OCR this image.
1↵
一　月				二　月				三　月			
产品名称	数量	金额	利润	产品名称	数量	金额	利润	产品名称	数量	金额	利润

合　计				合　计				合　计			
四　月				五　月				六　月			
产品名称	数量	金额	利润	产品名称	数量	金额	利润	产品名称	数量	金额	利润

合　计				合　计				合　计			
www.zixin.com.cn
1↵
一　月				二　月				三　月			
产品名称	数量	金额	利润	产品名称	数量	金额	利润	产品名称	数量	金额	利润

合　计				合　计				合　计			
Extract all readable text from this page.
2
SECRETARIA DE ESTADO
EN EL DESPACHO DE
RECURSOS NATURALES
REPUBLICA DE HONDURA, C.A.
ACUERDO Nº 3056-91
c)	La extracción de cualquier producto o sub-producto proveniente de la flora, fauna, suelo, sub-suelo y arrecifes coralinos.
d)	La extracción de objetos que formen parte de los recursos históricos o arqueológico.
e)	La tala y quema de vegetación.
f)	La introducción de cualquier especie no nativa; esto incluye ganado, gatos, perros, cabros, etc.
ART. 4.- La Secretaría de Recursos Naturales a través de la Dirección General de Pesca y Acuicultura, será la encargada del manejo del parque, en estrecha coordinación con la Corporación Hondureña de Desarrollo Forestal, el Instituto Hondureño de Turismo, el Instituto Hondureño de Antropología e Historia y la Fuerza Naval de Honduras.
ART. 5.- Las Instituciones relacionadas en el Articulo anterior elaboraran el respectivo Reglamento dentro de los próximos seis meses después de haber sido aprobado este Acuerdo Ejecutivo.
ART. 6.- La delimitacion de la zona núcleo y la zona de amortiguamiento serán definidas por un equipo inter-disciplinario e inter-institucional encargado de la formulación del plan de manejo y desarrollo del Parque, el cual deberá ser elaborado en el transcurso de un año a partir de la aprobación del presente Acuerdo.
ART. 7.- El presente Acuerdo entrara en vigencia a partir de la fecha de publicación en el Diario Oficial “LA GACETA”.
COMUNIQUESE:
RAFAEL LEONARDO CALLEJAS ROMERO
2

..........

# [WHAT TO WORK ON]
Find every line that has "partir" in it, then return those lines.

# [TASK ANSWER]
ART. 6.- La delimitacion de la zona núcleo y la zona de amortiguamiento serán definidas por un equipo inter-disciplinario e inter-institucional encargado de la formulación del plan de manejo y desarrollo del Parque, el cual deberá ser elaborado en el transcurso de un año a partir de la aprobación del presente Acuerdo.
ART. 7.- El presente Acuerdo entrara en vigencia a partir de la fecha de publicación en el Diario Oficial “LA GACETA”.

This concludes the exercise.